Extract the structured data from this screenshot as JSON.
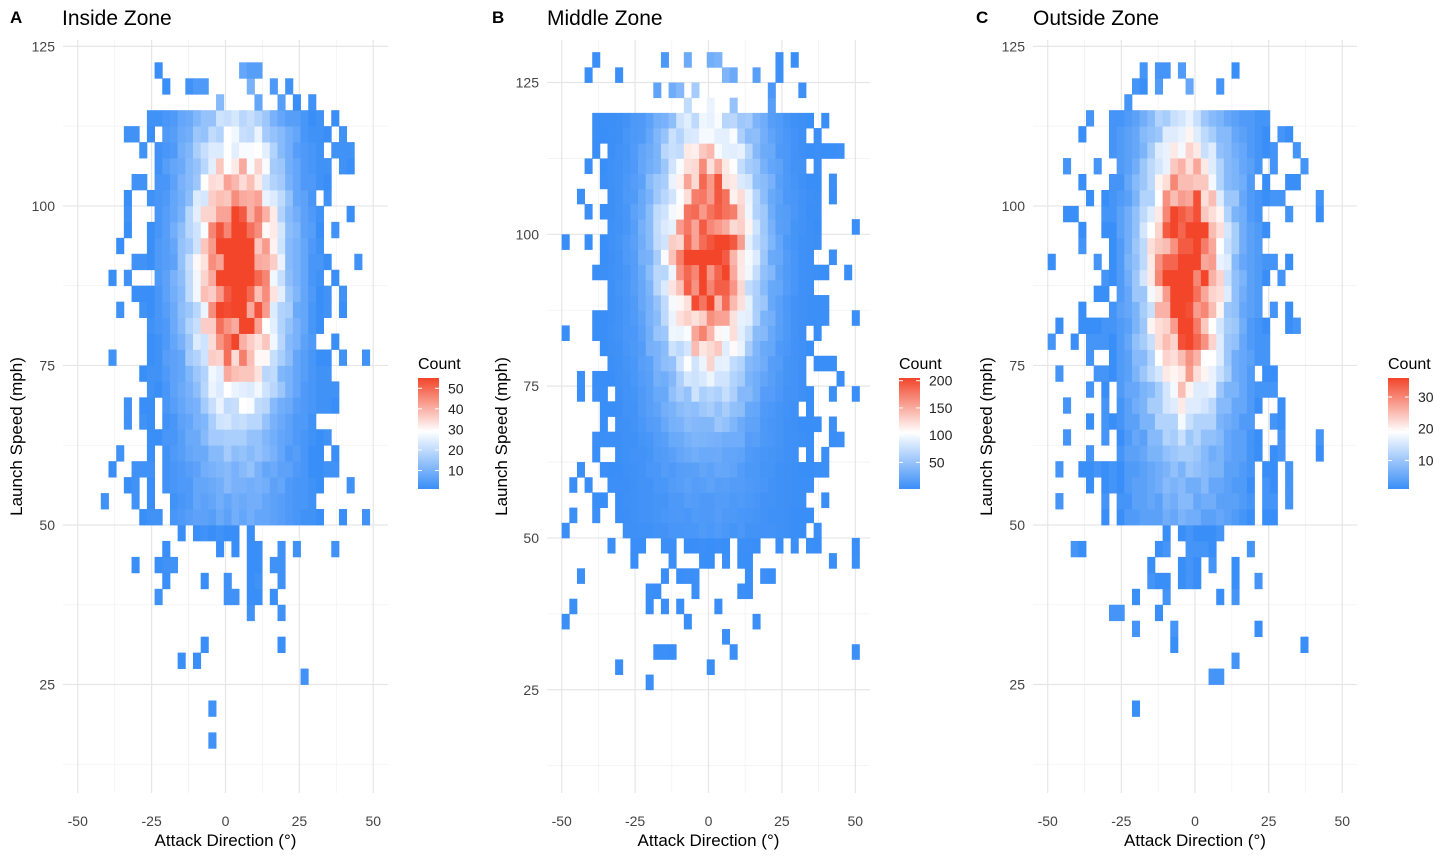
{
  "chart_data": [
    {
      "type": "heatmap",
      "panel_label": "A",
      "title": "Inside Zone",
      "xlabel": "Attack Direction (°)",
      "ylabel": "Launch Speed (mph)",
      "xlim": [
        -55,
        55
      ],
      "ylim": [
        8,
        126
      ],
      "x_ticks": [
        -50,
        -25,
        0,
        25,
        50
      ],
      "y_ticks": [
        25,
        50,
        75,
        100,
        125
      ],
      "legend_title": "Count",
      "legend_ticks": [
        10,
        20,
        30,
        40,
        50
      ],
      "count_max": 55,
      "count_mid": 29,
      "bin_width_x": 2.6,
      "bin_height_y": 2.5,
      "density": {
        "center_x": 4,
        "center_y": 90,
        "sigma_x": 10,
        "sigma_y": 15,
        "peak": 55,
        "tail_cap": 4,
        "tail_prob": 0.35,
        "x_tail_sigma": 16
      },
      "colors": {
        "low": "#3a8ef7",
        "mid": "#ffffff",
        "high": "#f2452a"
      },
      "grid": true
    },
    {
      "type": "heatmap",
      "panel_label": "B",
      "title": "Middle Zone",
      "xlabel": "Attack Direction (°)",
      "ylabel": "Launch Speed (mph)",
      "xlim": [
        -55,
        55
      ],
      "ylim": [
        8,
        132
      ],
      "x_ticks": [
        -50,
        -25,
        0,
        25,
        50
      ],
      "y_ticks": [
        25,
        50,
        75,
        100,
        125
      ],
      "legend_title": "Count",
      "legend_ticks": [
        50,
        100,
        150,
        200
      ],
      "count_max": 205,
      "count_mid": 105,
      "bin_width_x": 2.6,
      "bin_height_y": 2.5,
      "density": {
        "center_x": 0,
        "center_y": 98,
        "sigma_x": 11,
        "sigma_y": 16,
        "peak": 205,
        "tail_cap": 5,
        "tail_prob": 0.4,
        "x_tail_sigma": 18
      },
      "colors": {
        "low": "#3a8ef7",
        "mid": "#ffffff",
        "high": "#f2452a"
      },
      "grid": true
    },
    {
      "type": "heatmap",
      "panel_label": "C",
      "title": "Outside Zone",
      "xlabel": "Attack Direction (°)",
      "ylabel": "Launch Speed (mph)",
      "xlim": [
        -55,
        55
      ],
      "ylim": [
        8,
        126
      ],
      "x_ticks": [
        -50,
        -25,
        0,
        25,
        50
      ],
      "y_ticks": [
        25,
        50,
        75,
        100,
        125
      ],
      "legend_title": "Count",
      "legend_ticks": [
        10,
        20,
        30
      ],
      "count_max": 36,
      "count_mid": 19,
      "bin_width_x": 2.6,
      "bin_height_y": 2.5,
      "density": {
        "center_x": -3,
        "center_y": 90,
        "sigma_x": 9,
        "sigma_y": 15,
        "peak": 36,
        "tail_cap": 3,
        "tail_prob": 0.32,
        "x_tail_sigma": 17
      },
      "colors": {
        "low": "#3a8ef7",
        "mid": "#ffffff",
        "high": "#f2452a"
      },
      "grid": true
    }
  ]
}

☆ ☆ ☆ ☆ ☆

• Task instructions: Every line above should be repeated exactly; pictures stay out of the copy.

• Answer for the task:
Extract the structured data from this screenshot as JSON.
{
  "chart_data": [
    {
      "type": "heatmap",
      "panel_label": "A",
      "title": "Inside Zone",
      "xlabel": "Attack Direction (°)",
      "ylabel": "Launch Speed (mph)",
      "xlim": [
        -55,
        55
      ],
      "ylim": [
        8,
        126
      ],
      "x_ticks": [
        -50,
        -25,
        0,
        25,
        50
      ],
      "y_ticks": [
        25,
        50,
        75,
        100,
        125
      ],
      "legend_title": "Count",
      "legend_ticks": [
        10,
        20,
        30,
        40,
        50
      ],
      "count_max": 55,
      "count_mid": 29,
      "bin_width_x": 2.6,
      "bin_height_y": 2.5,
      "density": {
        "center_x": 4,
        "center_y": 90,
        "sigma_x": 10,
        "sigma_y": 15,
        "peak": 55,
        "tail_cap": 4,
        "tail_prob": 0.35,
        "x_tail_sigma": 16
      },
      "colors": {
        "low": "#3a8ef7",
        "mid": "#ffffff",
        "high": "#f2452a"
      },
      "grid": true
    },
    {
      "type": "heatmap",
      "panel_label": "B",
      "title": "Middle Zone",
      "xlabel": "Attack Direction (°)",
      "ylabel": "Launch Speed (mph)",
      "xlim": [
        -55,
        55
      ],
      "ylim": [
        8,
        132
      ],
      "x_ticks": [
        -50,
        -25,
        0,
        25,
        50
      ],
      "y_ticks": [
        25,
        50,
        75,
        100,
        125
      ],
      "legend_title": "Count",
      "legend_ticks": [
        50,
        100,
        150,
        200
      ],
      "count_max": 205,
      "count_mid": 105,
      "bin_width_x": 2.6,
      "bin_height_y": 2.5,
      "density": {
        "center_x": 0,
        "center_y": 98,
        "sigma_x": 11,
        "sigma_y": 16,
        "peak": 205,
        "tail_cap": 5,
        "tail_prob": 0.4,
        "x_tail_sigma": 18
      },
      "colors": {
        "low": "#3a8ef7",
        "mid": "#ffffff",
        "high": "#f2452a"
      },
      "grid": true
    },
    {
      "type": "heatmap",
      "panel_label": "C",
      "title": "Outside Zone",
      "xlabel": "Attack Direction (°)",
      "ylabel": "Launch Speed (mph)",
      "xlim": [
        -55,
        55
      ],
      "ylim": [
        8,
        126
      ],
      "x_ticks": [
        -50,
        -25,
        0,
        25,
        50
      ],
      "y_ticks": [
        25,
        50,
        75,
        100,
        125
      ],
      "legend_title": "Count",
      "legend_ticks": [
        10,
        20,
        30
      ],
      "count_max": 36,
      "count_mid": 19,
      "bin_width_x": 2.6,
      "bin_height_y": 2.5,
      "density": {
        "center_x": -3,
        "center_y": 90,
        "sigma_x": 9,
        "sigma_y": 15,
        "peak": 36,
        "tail_cap": 3,
        "tail_prob": 0.32,
        "x_tail_sigma": 17
      },
      "colors": {
        "low": "#3a8ef7",
        "mid": "#ffffff",
        "high": "#f2452a"
      },
      "grid": true
    }
  ]
}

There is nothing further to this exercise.